__EXERCISE REQUIREMENTS__
Single out the lines that include the word "data". Copy them.

===

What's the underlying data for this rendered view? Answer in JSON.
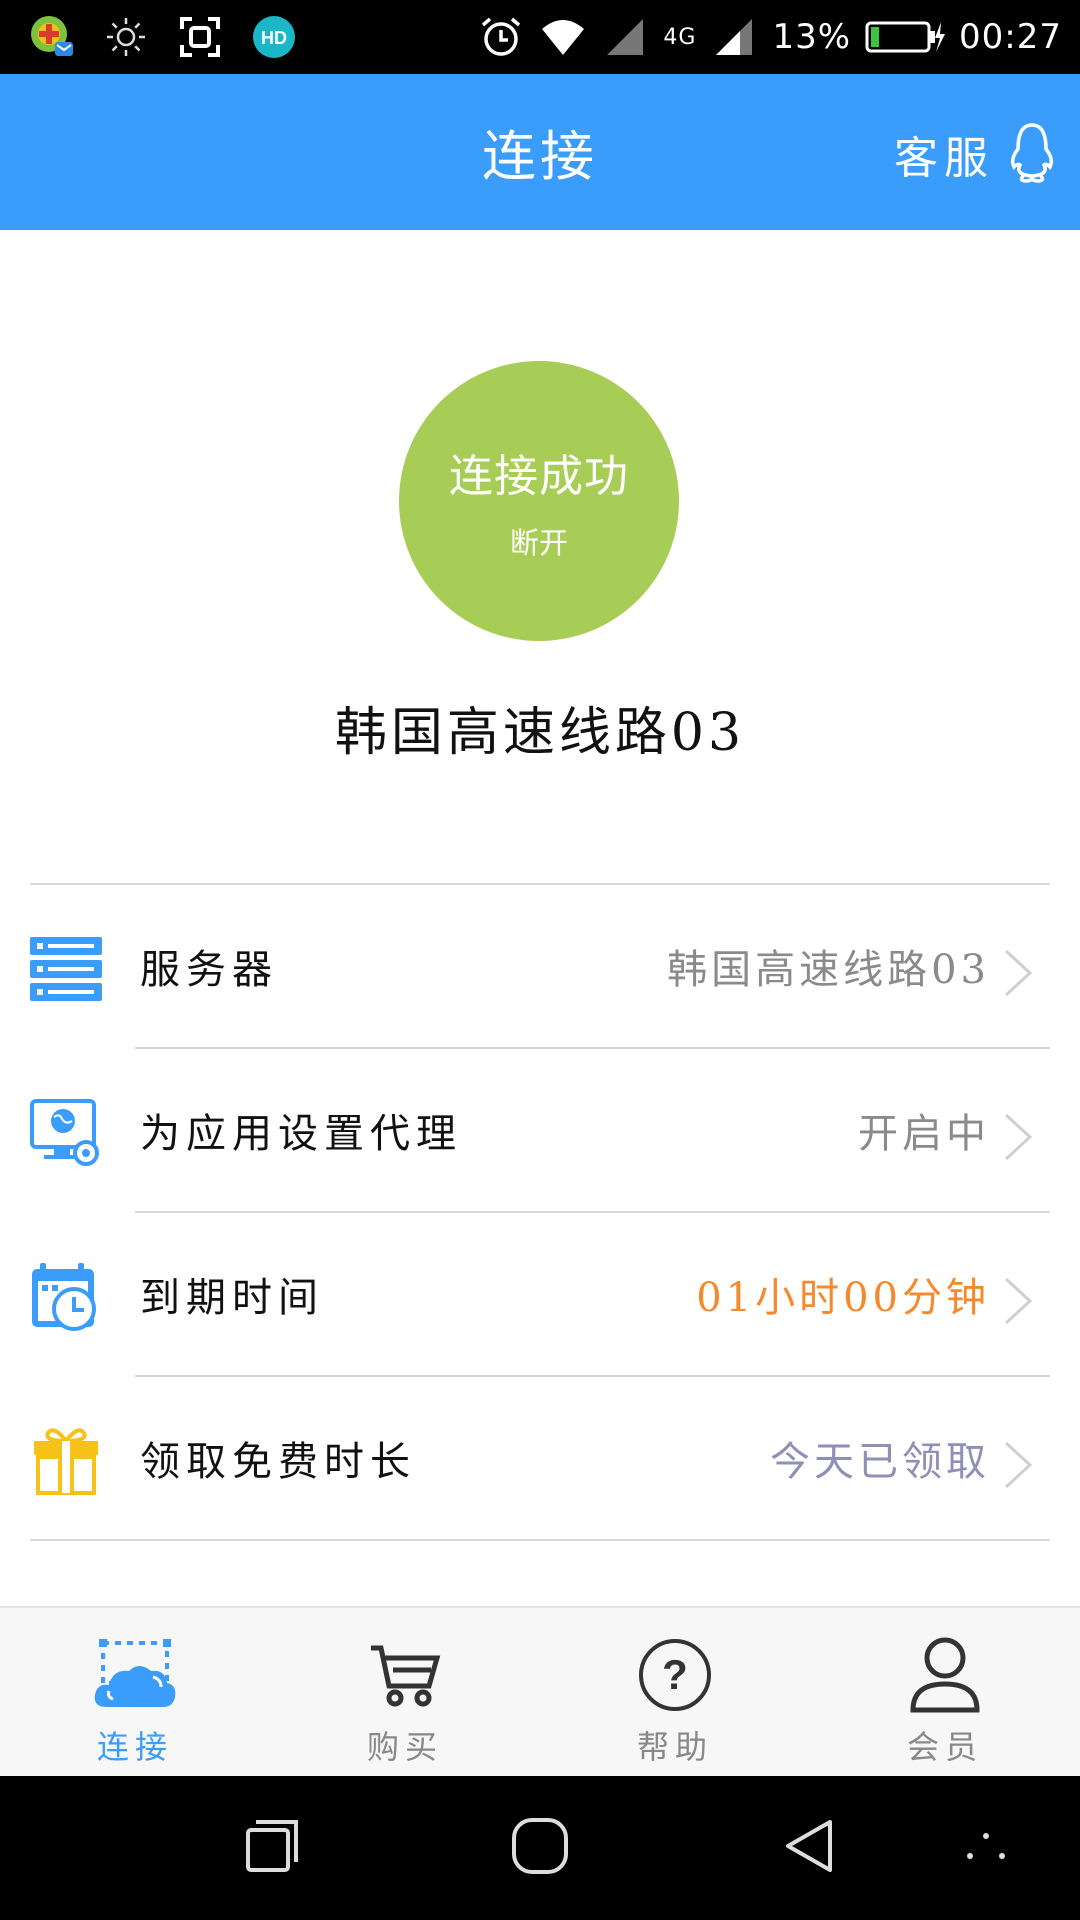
{
  "status_bar": {
    "battery": "13%",
    "time": "00:27",
    "network": "4G"
  },
  "header": {
    "title": "连接",
    "support_label": "客服"
  },
  "connect": {
    "status": "连接成功",
    "action": "断开",
    "server_name": "韩国高速线路03",
    "circle_color": "#a7cd56"
  },
  "list": [
    {
      "label": "服务器",
      "value": "韩国高速线路03",
      "icon": "server-icon",
      "value_color": "#8a8a8a"
    },
    {
      "label": "为应用设置代理",
      "value": "开启中",
      "icon": "monitor-globe-gear-icon",
      "value_color": "#8a8a8a"
    },
    {
      "label": "到期时间",
      "value": "01小时00分钟",
      "icon": "calendar-clock-icon",
      "value_color": "#f58a2d"
    },
    {
      "label": "领取免费时长",
      "value": "今天已领取",
      "icon": "gift-icon",
      "value_color": "#8f8fb8"
    }
  ],
  "tabs": [
    {
      "label": "连接",
      "icon": "cloud-icon",
      "active": true
    },
    {
      "label": "购买",
      "icon": "cart-icon",
      "active": false
    },
    {
      "label": "帮助",
      "icon": "help-icon",
      "active": false
    },
    {
      "label": "会员",
      "icon": "user-icon",
      "active": false
    }
  ],
  "colors": {
    "brand": "#3a9cfb",
    "expiry_value": "#f58a2d",
    "free_value": "#8f8fb8"
  }
}
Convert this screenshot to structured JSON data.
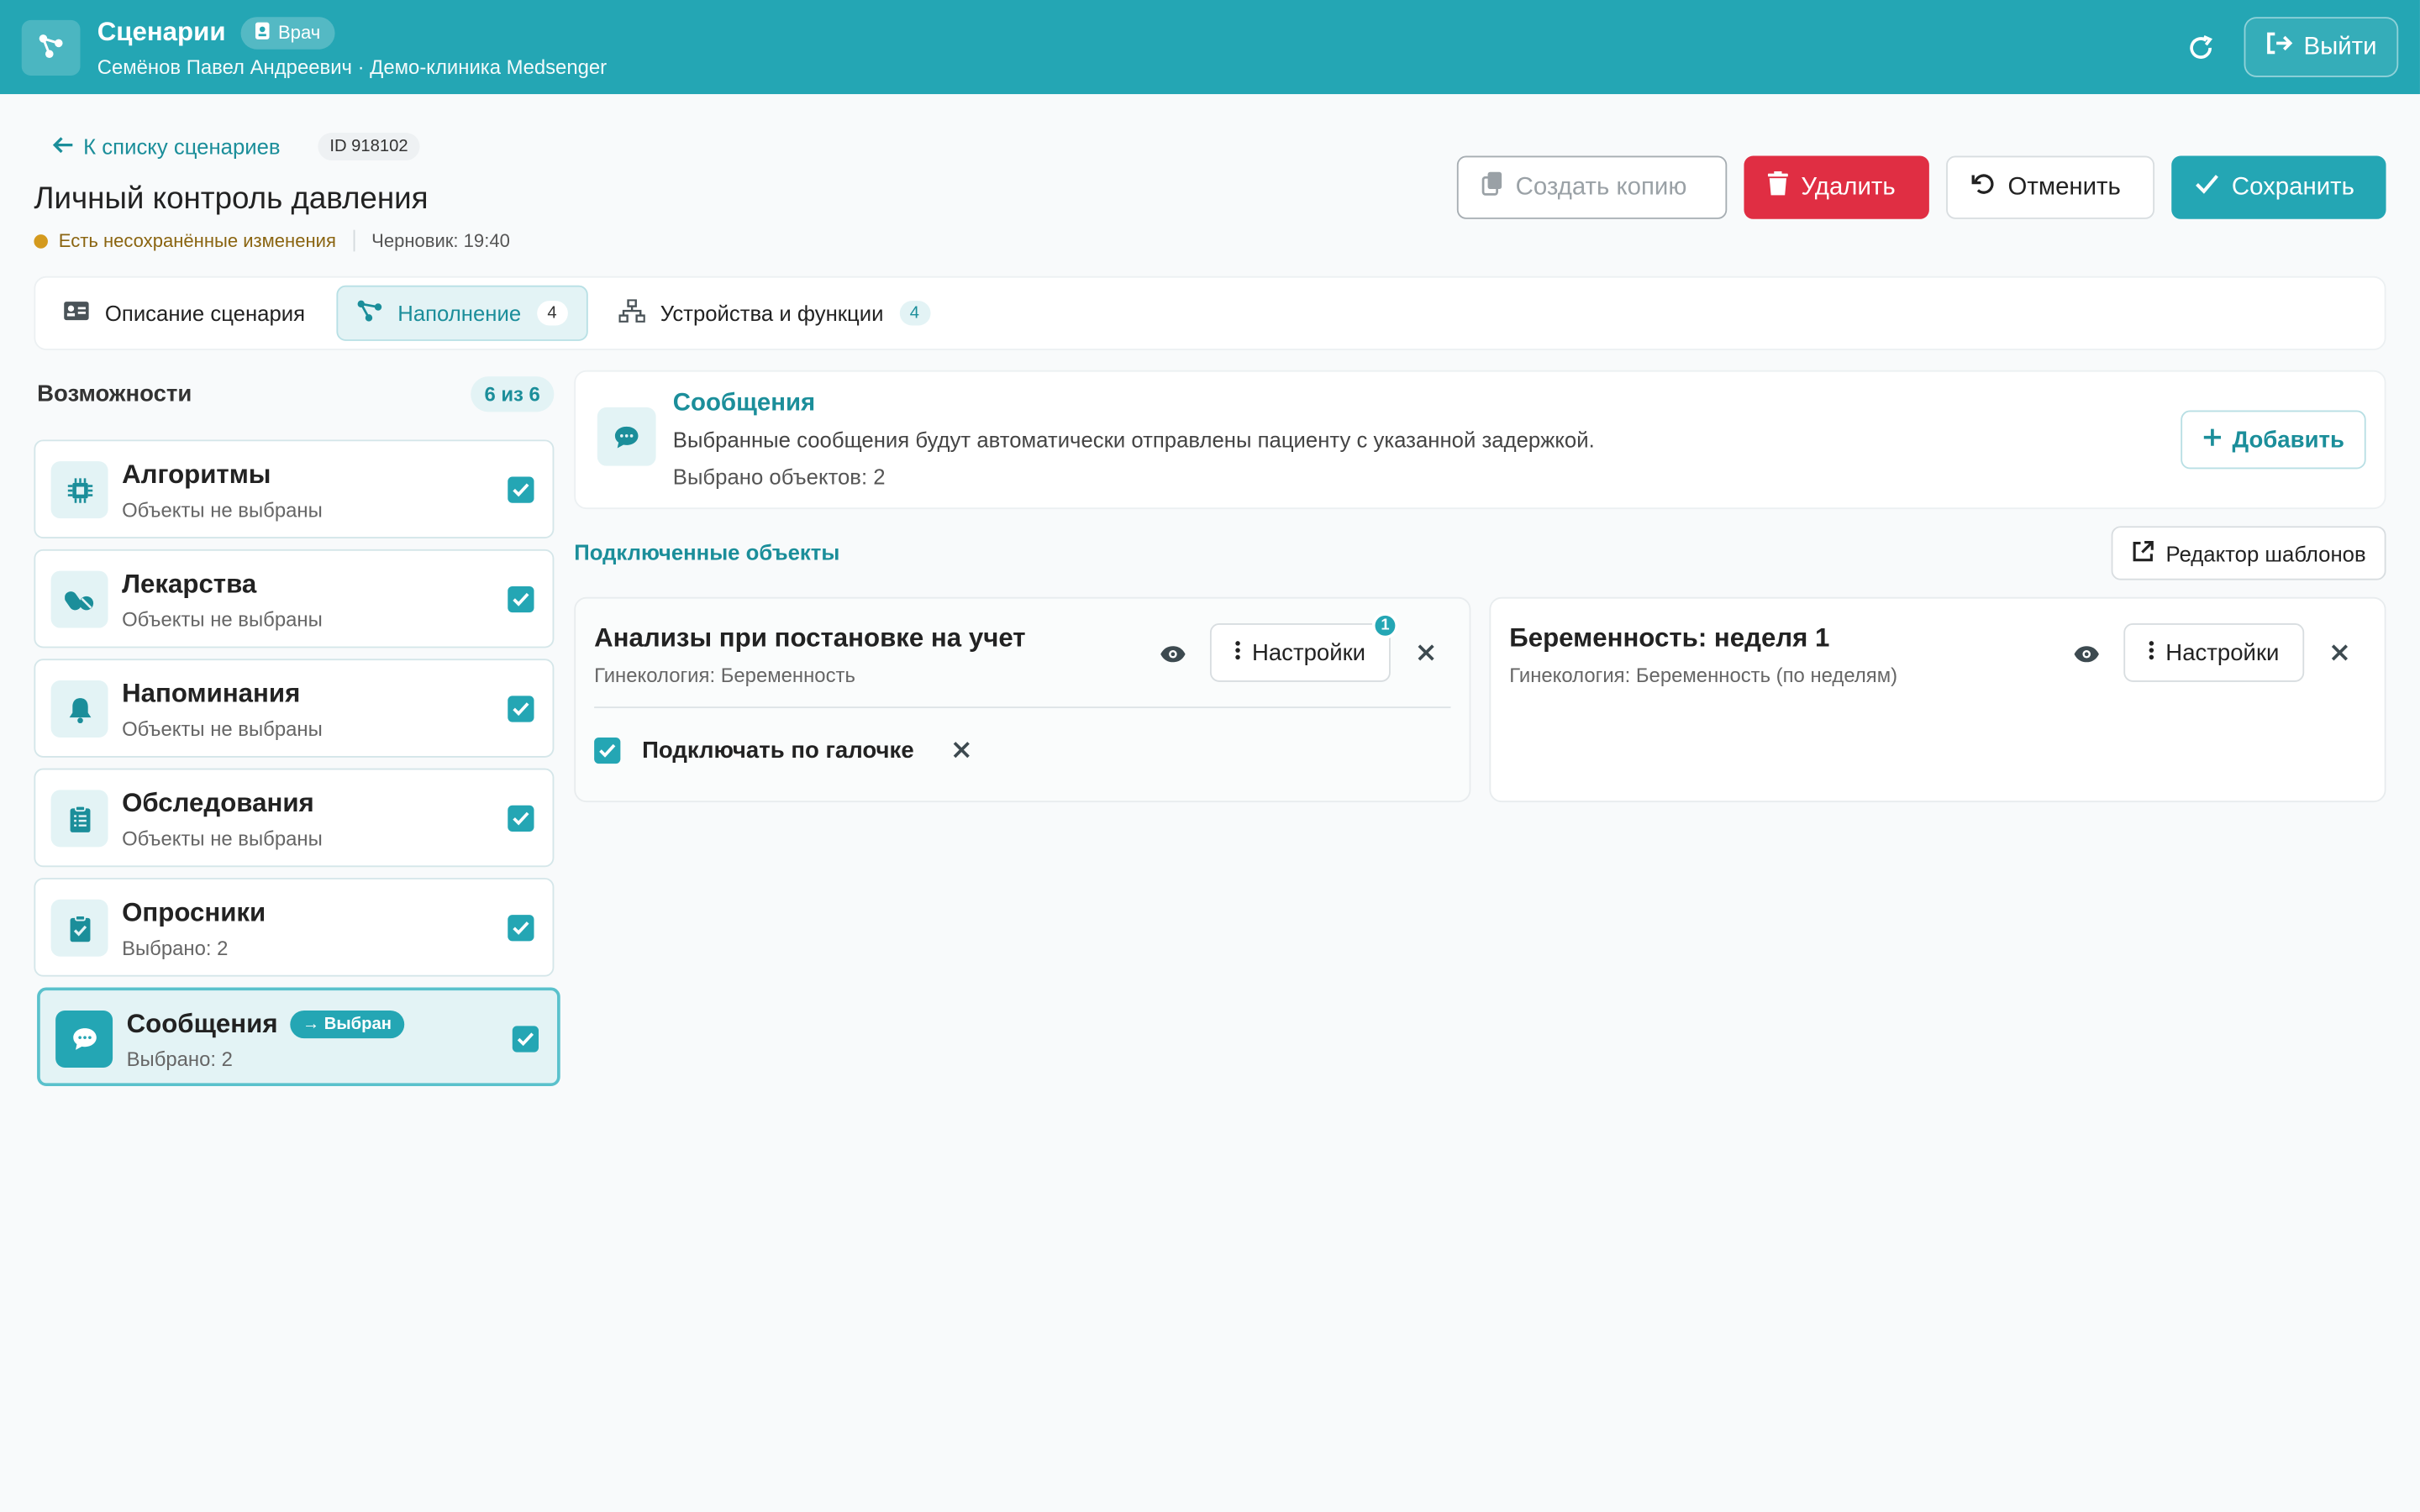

===

__RESPONSE TO THE TASK__
What's the underlying data for this rendered view? Answer in JSON.
Convert this screenshot to structured JSON data.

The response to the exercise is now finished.